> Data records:

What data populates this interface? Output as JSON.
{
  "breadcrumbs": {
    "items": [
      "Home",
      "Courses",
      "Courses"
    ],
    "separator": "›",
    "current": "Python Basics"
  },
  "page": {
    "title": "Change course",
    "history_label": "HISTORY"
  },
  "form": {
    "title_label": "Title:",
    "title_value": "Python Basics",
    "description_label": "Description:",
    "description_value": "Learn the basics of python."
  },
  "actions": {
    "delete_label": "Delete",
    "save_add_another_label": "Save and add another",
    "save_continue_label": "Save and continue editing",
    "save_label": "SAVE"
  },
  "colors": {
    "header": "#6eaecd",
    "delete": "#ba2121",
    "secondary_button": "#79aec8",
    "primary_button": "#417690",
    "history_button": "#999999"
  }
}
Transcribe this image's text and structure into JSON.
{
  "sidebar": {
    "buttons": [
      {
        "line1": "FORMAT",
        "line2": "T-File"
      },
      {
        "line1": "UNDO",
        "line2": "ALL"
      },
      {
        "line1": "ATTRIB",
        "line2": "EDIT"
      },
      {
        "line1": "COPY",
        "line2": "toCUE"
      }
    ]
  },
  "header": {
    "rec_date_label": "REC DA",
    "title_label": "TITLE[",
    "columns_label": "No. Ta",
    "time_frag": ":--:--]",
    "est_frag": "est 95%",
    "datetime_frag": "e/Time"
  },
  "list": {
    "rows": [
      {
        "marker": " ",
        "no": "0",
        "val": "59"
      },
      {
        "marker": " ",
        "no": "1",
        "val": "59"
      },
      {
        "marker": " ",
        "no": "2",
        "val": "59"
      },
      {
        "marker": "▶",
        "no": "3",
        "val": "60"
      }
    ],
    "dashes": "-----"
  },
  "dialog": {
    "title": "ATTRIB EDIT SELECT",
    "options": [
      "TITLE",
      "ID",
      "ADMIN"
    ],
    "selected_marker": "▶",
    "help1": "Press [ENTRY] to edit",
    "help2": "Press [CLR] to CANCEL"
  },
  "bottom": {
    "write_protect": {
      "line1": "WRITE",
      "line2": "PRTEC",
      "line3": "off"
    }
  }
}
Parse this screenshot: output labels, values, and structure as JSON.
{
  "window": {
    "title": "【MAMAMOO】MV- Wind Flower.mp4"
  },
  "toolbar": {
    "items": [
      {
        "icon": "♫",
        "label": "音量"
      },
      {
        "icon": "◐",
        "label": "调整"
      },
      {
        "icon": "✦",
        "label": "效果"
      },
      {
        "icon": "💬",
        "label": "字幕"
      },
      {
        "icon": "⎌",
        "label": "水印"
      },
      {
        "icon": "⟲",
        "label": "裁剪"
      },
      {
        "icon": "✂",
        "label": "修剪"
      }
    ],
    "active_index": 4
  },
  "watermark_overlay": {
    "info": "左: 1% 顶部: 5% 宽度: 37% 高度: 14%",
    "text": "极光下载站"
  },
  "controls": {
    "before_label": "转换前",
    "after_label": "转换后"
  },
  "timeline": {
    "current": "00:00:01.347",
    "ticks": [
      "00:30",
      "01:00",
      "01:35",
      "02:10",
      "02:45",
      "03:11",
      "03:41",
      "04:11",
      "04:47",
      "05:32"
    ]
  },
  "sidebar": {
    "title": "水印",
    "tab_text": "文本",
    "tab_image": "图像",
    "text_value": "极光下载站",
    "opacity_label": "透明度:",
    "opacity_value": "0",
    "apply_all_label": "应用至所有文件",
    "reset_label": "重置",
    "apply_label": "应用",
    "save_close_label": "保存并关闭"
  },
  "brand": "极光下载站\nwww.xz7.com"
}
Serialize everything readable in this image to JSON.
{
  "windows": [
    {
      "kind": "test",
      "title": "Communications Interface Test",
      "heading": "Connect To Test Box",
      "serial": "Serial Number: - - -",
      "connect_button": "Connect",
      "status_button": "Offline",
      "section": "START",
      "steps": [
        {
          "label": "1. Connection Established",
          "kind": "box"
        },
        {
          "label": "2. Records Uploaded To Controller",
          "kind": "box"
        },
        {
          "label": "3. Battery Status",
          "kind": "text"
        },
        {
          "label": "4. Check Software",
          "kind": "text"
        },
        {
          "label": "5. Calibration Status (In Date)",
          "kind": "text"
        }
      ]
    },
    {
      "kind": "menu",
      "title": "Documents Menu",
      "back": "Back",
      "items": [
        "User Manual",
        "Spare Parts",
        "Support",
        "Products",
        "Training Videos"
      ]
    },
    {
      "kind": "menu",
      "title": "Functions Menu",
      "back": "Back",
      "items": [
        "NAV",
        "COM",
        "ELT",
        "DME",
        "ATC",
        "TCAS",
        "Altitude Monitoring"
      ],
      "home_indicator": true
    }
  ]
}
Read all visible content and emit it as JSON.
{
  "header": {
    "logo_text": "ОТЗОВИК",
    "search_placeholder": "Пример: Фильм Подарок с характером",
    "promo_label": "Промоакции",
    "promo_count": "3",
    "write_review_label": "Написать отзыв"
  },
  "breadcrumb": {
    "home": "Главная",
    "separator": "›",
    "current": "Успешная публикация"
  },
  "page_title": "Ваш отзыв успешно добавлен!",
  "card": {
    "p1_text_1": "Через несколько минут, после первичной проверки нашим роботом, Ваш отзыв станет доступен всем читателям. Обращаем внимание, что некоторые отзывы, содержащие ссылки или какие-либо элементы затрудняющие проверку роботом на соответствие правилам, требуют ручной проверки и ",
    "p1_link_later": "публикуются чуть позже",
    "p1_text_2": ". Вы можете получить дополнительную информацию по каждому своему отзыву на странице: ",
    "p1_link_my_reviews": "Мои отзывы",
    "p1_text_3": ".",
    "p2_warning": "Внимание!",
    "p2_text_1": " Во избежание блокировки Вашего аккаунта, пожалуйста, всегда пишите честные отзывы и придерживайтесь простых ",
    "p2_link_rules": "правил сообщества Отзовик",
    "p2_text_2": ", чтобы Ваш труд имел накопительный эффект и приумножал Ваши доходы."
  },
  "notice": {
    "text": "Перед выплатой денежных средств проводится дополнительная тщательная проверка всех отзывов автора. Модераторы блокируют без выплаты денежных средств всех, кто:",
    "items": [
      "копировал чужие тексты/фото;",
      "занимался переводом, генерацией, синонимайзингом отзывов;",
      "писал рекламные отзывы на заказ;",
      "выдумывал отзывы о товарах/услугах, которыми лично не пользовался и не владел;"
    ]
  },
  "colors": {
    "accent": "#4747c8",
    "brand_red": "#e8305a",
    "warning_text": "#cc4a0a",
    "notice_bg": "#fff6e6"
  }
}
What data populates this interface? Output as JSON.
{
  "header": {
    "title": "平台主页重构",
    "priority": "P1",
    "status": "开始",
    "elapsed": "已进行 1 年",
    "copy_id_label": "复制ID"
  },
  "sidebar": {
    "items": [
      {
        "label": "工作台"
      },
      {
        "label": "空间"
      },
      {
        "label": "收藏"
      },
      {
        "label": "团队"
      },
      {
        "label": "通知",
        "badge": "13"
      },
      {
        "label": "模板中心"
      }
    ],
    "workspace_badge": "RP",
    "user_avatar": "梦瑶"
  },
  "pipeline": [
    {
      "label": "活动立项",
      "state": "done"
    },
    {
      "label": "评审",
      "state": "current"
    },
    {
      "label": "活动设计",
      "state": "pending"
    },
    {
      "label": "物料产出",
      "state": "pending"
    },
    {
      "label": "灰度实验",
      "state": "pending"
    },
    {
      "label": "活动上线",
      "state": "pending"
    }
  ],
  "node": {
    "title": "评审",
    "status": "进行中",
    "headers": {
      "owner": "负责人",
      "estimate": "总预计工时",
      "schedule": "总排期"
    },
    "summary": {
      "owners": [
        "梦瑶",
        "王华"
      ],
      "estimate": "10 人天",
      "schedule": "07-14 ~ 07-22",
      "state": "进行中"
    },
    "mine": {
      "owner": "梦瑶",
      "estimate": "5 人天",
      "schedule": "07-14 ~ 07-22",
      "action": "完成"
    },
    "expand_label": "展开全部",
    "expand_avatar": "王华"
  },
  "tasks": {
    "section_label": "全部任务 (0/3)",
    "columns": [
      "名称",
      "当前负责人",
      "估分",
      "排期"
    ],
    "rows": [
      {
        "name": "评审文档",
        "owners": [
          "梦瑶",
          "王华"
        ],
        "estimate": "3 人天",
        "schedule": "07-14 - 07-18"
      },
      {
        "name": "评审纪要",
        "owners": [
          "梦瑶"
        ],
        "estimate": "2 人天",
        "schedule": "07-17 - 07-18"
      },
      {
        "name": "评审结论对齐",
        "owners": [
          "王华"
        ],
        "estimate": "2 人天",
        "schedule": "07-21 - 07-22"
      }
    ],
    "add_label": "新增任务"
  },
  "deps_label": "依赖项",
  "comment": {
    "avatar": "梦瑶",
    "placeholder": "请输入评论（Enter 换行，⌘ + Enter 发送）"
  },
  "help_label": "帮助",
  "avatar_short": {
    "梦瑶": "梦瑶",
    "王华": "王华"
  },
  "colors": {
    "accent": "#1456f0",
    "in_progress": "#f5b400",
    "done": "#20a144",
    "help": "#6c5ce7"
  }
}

> DESCRIPTION OF THE TASK: Find the word "schedule" in the entries above and gather every line that holds it.

> OUTPUT BELOW:
      "schedule": "总排期"
      "schedule": "07-14 ~ 07-22",
      "schedule": "07-14 ~ 07-22",
        "schedule": "07-14 - 07-18"
        "schedule": "07-17 - 07-18"
        "schedule": "07-21 - 07-22"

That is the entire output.